### [PROVIDED INFORMATION]
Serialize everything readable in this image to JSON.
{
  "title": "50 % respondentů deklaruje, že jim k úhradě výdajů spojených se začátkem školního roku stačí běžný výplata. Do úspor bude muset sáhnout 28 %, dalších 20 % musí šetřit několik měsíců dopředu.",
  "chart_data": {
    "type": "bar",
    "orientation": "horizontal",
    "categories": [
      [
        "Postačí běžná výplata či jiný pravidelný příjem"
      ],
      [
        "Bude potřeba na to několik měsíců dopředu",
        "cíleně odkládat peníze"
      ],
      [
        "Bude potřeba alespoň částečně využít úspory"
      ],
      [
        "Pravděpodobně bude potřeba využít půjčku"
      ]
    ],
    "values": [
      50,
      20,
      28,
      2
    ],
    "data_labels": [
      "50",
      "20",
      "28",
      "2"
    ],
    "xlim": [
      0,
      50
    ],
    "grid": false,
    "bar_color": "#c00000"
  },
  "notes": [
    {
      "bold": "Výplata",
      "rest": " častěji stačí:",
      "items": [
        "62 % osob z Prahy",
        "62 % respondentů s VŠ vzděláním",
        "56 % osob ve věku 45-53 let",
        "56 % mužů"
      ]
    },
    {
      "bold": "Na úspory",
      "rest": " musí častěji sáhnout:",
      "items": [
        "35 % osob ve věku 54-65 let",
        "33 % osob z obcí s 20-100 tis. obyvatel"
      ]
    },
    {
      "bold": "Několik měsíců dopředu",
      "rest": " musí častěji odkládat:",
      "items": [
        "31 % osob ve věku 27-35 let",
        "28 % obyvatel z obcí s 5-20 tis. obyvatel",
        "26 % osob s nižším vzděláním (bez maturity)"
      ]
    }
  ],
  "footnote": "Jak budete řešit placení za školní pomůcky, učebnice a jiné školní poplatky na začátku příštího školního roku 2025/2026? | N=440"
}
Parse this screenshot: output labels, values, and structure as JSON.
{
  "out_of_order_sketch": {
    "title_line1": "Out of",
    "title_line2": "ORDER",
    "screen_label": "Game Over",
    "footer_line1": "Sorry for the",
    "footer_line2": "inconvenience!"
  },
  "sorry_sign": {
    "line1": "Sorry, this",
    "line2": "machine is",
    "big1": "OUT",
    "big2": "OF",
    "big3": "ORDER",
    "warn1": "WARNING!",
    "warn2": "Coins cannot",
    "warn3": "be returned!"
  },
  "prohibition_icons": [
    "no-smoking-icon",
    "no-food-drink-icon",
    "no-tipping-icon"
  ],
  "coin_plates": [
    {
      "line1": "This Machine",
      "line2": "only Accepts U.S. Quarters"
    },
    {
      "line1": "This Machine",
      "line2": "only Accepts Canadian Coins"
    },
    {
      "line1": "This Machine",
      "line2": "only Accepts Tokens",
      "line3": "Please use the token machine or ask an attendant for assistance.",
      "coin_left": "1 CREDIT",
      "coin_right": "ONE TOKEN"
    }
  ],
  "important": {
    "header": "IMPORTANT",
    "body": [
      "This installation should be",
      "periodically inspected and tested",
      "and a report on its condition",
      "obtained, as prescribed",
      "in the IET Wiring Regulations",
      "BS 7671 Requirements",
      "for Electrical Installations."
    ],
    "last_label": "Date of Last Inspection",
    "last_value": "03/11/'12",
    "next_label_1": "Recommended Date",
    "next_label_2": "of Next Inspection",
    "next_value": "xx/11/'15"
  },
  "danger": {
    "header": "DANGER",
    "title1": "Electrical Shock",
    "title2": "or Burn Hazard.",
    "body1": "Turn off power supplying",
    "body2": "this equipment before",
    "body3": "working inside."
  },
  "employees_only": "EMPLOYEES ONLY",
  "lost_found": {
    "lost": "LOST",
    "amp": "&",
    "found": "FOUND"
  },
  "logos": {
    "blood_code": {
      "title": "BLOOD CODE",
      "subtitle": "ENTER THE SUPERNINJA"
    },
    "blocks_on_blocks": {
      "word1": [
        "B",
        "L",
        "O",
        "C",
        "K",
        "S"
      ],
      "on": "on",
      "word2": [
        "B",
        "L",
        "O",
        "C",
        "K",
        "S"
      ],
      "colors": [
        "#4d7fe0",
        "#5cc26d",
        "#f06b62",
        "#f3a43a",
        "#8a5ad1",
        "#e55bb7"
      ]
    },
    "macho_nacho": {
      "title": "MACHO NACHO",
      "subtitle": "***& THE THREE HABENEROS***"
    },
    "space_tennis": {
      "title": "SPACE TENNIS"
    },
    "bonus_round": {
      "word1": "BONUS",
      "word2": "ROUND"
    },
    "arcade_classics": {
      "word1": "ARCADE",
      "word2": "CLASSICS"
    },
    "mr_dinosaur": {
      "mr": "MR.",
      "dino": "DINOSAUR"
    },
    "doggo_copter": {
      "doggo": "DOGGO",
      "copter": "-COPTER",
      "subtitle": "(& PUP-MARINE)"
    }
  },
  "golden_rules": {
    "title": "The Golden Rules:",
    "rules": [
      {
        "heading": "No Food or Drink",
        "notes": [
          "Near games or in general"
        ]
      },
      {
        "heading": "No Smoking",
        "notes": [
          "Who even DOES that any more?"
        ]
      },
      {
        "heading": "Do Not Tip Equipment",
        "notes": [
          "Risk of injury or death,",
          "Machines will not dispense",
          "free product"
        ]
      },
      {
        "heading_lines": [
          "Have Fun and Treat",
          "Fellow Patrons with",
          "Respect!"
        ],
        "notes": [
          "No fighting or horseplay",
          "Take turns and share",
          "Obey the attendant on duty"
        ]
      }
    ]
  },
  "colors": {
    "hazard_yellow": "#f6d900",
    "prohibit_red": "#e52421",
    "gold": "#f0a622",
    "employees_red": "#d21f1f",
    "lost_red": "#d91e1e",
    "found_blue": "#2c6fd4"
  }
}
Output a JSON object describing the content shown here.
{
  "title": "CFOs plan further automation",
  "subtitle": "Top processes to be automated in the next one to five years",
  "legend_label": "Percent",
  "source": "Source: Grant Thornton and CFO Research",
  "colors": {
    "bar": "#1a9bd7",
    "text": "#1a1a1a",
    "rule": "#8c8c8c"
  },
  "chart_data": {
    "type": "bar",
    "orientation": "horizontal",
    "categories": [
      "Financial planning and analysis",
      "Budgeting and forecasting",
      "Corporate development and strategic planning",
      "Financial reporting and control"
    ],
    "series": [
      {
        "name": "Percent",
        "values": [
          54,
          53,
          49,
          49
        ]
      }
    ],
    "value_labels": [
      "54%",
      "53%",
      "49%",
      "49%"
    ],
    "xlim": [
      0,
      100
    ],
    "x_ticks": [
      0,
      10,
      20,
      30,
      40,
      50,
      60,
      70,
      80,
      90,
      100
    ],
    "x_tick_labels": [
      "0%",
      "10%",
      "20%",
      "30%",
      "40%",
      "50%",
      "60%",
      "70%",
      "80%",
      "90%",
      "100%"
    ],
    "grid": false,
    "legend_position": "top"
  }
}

### [PROBLEM TO SOLVE]
Please reproduce all of the entries exactly as they stand.

### [SOLUTION FOR THIS TASK]
Serialize everything readable in this image to JSON.
{
  "title": "50 % respondentů deklaruje, že jim k úhradě výdajů spojených se začátkem školního roku stačí běžný výplata. Do úspor bude muset sáhnout 28 %, dalších 20 % musí šetřit několik měsíců dopředu.",
  "chart_data": {
    "type": "bar",
    "orientation": "horizontal",
    "categories": [
      [
        "Postačí běžná výplata či jiný pravidelný příjem"
      ],
      [
        "Bude potřeba na to několik měsíců dopředu",
        "cíleně odkládat peníze"
      ],
      [
        "Bude potřeba alespoň částečně využít úspory"
      ],
      [
        "Pravděpodobně bude potřeba využít půjčku"
      ]
    ],
    "values": [
      50,
      20,
      28,
      2
    ],
    "data_labels": [
      "50",
      "20",
      "28",
      "2"
    ],
    "xlim": [
      0,
      50
    ],
    "grid": false,
    "bar_color": "#c00000"
  },
  "notes": [
    {
      "bold": "Výplata",
      "rest": " častěji stačí:",
      "items": [
        "62 % osob z Prahy",
        "62 % respondentů s VŠ vzděláním",
        "56 % osob ve věku 45-53 let",
        "56 % mužů"
      ]
    },
    {
      "bold": "Na úspory",
      "rest": " musí častěji sáhnout:",
      "items": [
        "35 % osob ve věku 54-65 let",
        "33 % osob z obcí s 20-100 tis. obyvatel"
      ]
    },
    {
      "bold": "Několik měsíců dopředu",
      "rest": " musí častěji odkládat:",
      "items": [
        "31 % osob ve věku 27-35 let",
        "28 % obyvatel z obcí s 5-20 tis. obyvatel",
        "26 % osob s nižším vzděláním (bez maturity)"
      ]
    }
  ],
  "footnote": "Jak budete řešit placení za školní pomůcky, učebnice a jiné školní poplatky na začátku příštího školního roku 2025/2026? | N=440"
}
Parse this screenshot: output labels, values, and structure as JSON.
{
  "out_of_order_sketch": {
    "title_line1": "Out of",
    "title_line2": "ORDER",
    "screen_label": "Game Over",
    "footer_line1": "Sorry for the",
    "footer_line2": "inconvenience!"
  },
  "sorry_sign": {
    "line1": "Sorry, this",
    "line2": "machine is",
    "big1": "OUT",
    "big2": "OF",
    "big3": "ORDER",
    "warn1": "WARNING!",
    "warn2": "Coins cannot",
    "warn3": "be returned!"
  },
  "prohibition_icons": [
    "no-smoking-icon",
    "no-food-drink-icon",
    "no-tipping-icon"
  ],
  "coin_plates": [
    {
      "line1": "This Machine",
      "line2": "only Accepts U.S. Quarters"
    },
    {
      "line1": "This Machine",
      "line2": "only Accepts Canadian Coins"
    },
    {
      "line1": "This Machine",
      "line2": "only Accepts Tokens",
      "line3": "Please use the token machine or ask an attendant for assistance.",
      "coin_left": "1 CREDIT",
      "coin_right": "ONE TOKEN"
    }
  ],
  "important": {
    "header": "IMPORTANT",
    "body": [
      "This installation should be",
      "periodically inspected and tested",
      "and a report on its condition",
      "obtained, as prescribed",
      "in the IET Wiring Regulations",
      "BS 7671 Requirements",
      "for Electrical Installations."
    ],
    "last_label": "Date of Last Inspection",
    "last_value": "03/11/'12",
    "next_label_1": "Recommended Date",
    "next_label_2": "of Next Inspection",
    "next_value": "xx/11/'15"
  },
  "danger": {
    "header": "DANGER",
    "title1": "Electrical Shock",
    "title2": "or Burn Hazard.",
    "body1": "Turn off power supplying",
    "body2": "this equipment before",
    "body3": "working inside."
  },
  "employees_only": "EMPLOYEES ONLY",
  "lost_found": {
    "lost": "LOST",
    "amp": "&",
    "found": "FOUND"
  },
  "logos": {
    "blood_code": {
      "title": "BLOOD CODE",
      "subtitle": "ENTER THE SUPERNINJA"
    },
    "blocks_on_blocks": {
      "word1": [
        "B",
        "L",
        "O",
        "C",
        "K",
        "S"
      ],
      "on": "on",
      "word2": [
        "B",
        "L",
        "O",
        "C",
        "K",
        "S"
      ],
      "colors": [
        "#4d7fe0",
        "#5cc26d",
        "#f06b62",
        "#f3a43a",
        "#8a5ad1",
        "#e55bb7"
      ]
    },
    "macho_nacho": {
      "title": "MACHO NACHO",
      "subtitle": "***& THE THREE HABENEROS***"
    },
    "space_tennis": {
      "title": "SPACE TENNIS"
    },
    "bonus_round": {
      "word1": "BONUS",
      "word2": "ROUND"
    },
    "arcade_classics": {
      "word1": "ARCADE",
      "word2": "CLASSICS"
    },
    "mr_dinosaur": {
      "mr": "MR.",
      "dino": "DINOSAUR"
    },
    "doggo_copter": {
      "doggo": "DOGGO",
      "copter": "-COPTER",
      "subtitle": "(& PUP-MARINE)"
    }
  },
  "golden_rules": {
    "title": "The Golden Rules:",
    "rules": [
      {
        "heading": "No Food or Drink",
        "notes": [
          "Near games or in general"
        ]
      },
      {
        "heading": "No Smoking",
        "notes": [
          "Who even DOES that any more?"
        ]
      },
      {
        "heading": "Do Not Tip Equipment",
        "notes": [
          "Risk of injury or death,",
          "Machines will not dispense",
          "free product"
        ]
      },
      {
        "heading_lines": [
          "Have Fun and Treat",
          "Fellow Patrons with",
          "Respect!"
        ],
        "notes": [
          "No fighting or horseplay",
          "Take turns and share",
          "Obey the attendant on duty"
        ]
      }
    ]
  },
  "colors": {
    "hazard_yellow": "#f6d900",
    "prohibit_red": "#e52421",
    "gold": "#f0a622",
    "employees_red": "#d21f1f",
    "lost_red": "#d91e1e",
    "found_blue": "#2c6fd4"
  }
}
Output a JSON object describing the content shown here.
{
  "title": "CFOs plan further automation",
  "subtitle": "Top processes to be automated in the next one to five years",
  "legend_label": "Percent",
  "source": "Source: Grant Thornton and CFO Research",
  "colors": {
    "bar": "#1a9bd7",
    "text": "#1a1a1a",
    "rule": "#8c8c8c"
  },
  "chart_data": {
    "type": "bar",
    "orientation": "horizontal",
    "categories": [
      "Financial planning and analysis",
      "Budgeting and forecasting",
      "Corporate development and strategic planning",
      "Financial reporting and control"
    ],
    "series": [
      {
        "name": "Percent",
        "values": [
          54,
          53,
          49,
          49
        ]
      }
    ],
    "value_labels": [
      "54%",
      "53%",
      "49%",
      "49%"
    ],
    "xlim": [
      0,
      100
    ],
    "x_ticks": [
      0,
      10,
      20,
      30,
      40,
      50,
      60,
      70,
      80,
      90,
      100
    ],
    "x_tick_labels": [
      "0%",
      "10%",
      "20%",
      "30%",
      "40%",
      "50%",
      "60%",
      "70%",
      "80%",
      "90%",
      "100%"
    ],
    "grid": false,
    "legend_position": "top"
  }
}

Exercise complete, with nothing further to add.